> Data records:

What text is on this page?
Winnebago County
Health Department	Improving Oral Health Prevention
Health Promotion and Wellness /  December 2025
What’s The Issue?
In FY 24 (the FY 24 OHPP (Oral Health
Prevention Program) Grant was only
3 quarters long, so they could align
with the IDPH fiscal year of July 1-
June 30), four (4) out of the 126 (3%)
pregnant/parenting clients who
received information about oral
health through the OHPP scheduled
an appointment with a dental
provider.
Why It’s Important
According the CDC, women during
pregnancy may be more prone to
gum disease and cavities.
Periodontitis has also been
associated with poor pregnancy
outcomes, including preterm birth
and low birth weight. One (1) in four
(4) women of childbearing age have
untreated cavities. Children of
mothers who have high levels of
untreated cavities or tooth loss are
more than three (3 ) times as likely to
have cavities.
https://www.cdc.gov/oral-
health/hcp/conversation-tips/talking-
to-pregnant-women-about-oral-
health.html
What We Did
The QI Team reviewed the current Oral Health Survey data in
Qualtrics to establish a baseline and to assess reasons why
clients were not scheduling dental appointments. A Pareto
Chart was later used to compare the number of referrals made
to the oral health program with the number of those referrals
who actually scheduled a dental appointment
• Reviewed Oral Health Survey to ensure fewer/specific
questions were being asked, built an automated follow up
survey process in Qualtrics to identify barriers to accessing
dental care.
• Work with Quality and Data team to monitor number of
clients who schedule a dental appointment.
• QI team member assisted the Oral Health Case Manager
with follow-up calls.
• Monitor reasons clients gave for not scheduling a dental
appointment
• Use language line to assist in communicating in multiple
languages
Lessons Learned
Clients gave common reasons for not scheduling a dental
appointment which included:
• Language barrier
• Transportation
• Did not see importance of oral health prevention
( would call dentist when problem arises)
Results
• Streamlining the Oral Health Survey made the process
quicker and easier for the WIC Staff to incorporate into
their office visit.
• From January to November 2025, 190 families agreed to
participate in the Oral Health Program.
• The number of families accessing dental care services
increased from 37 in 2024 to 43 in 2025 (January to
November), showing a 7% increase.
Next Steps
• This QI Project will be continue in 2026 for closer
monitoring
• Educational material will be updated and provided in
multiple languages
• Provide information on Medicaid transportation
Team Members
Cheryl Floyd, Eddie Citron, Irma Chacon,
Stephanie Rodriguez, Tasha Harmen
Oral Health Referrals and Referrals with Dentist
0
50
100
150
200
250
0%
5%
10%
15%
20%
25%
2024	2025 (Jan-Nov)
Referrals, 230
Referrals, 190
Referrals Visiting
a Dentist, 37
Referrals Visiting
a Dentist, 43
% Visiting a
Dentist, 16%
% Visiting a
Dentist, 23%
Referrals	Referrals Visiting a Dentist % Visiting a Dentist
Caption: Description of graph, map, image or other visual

> What needs to be done:
Take the lines above and print them exactly.

> Answer below:
What text is on this page?
Winnebago County
Health Department	Improving Oral Health Prevention
Health Promotion and Wellness /  December 2025
What’s The Issue?
In FY 24 (the FY 24 OHPP (Oral Health
Prevention Program) Grant was only
3 quarters long, so they could align
with the IDPH fiscal year of July 1-
June 30), four (4) out of the 126 (3%)
pregnant/parenting clients who
received information about oral
health through the OHPP scheduled
an appointment with a dental
provider.
Why It’s Important
According the CDC, women during
pregnancy may be more prone to
gum disease and cavities.
Periodontitis has also been
associated with poor pregnancy
outcomes, including preterm birth
and low birth weight. One (1) in four
(4) women of childbearing age have
untreated cavities. Children of
mothers who have high levels of
untreated cavities or tooth loss are
more than three (3 ) times as likely to
have cavities.
https://www.cdc.gov/oral-
health/hcp/conversation-tips/talking-
to-pregnant-women-about-oral-
health.html
What We Did
The QI Team reviewed the current Oral Health Survey data in
Qualtrics to establish a baseline and to assess reasons why
clients were not scheduling dental appointments. A Pareto
Chart was later used to compare the number of referrals made
to the oral health program with the number of those referrals
who actually scheduled a dental appointment
• Reviewed Oral Health Survey to ensure fewer/specific
questions were being asked, built an automated follow up
survey process in Qualtrics to identify barriers to accessing
dental care.
• Work with Quality and Data team to monitor number of
clients who schedule a dental appointment.
• QI team member assisted the Oral Health Case Manager
with follow-up calls.
• Monitor reasons clients gave for not scheduling a dental
appointment
• Use language line to assist in communicating in multiple
languages
Lessons Learned
Clients gave common reasons for not scheduling a dental
appointment which included:
• Language barrier
• Transportation
• Did not see importance of oral health prevention
( would call dentist when problem arises)
Results
• Streamlining the Oral Health Survey made the process
quicker and easier for the WIC Staff to incorporate into
their office visit.
• From January to November 2025, 190 families agreed to
participate in the Oral Health Program.
• The number of families accessing dental care services
increased from 37 in 2024 to 43 in 2025 (January to
November), showing a 7% increase.
Next Steps
• This QI Project will be continue in 2026 for closer
monitoring
• Educational material will be updated and provided in
multiple languages
• Provide information on Medicaid transportation
Team Members
Cheryl Floyd, Eddie Citron, Irma Chacon,
Stephanie Rodriguez, Tasha Harmen
Oral Health Referrals and Referrals with Dentist
0
50
100
150
200
250
0%
5%
10%
15%
20%
25%
2024	2025 (Jan-Nov)
Referrals, 230
Referrals, 190
Referrals Visiting
a Dentist, 37
Referrals Visiting
a Dentist, 43
% Visiting a
Dentist, 16%
% Visiting a
Dentist, 23%
Referrals	Referrals Visiting a Dentist % Visiting a Dentist
Caption: Description of graph, map, image or other visual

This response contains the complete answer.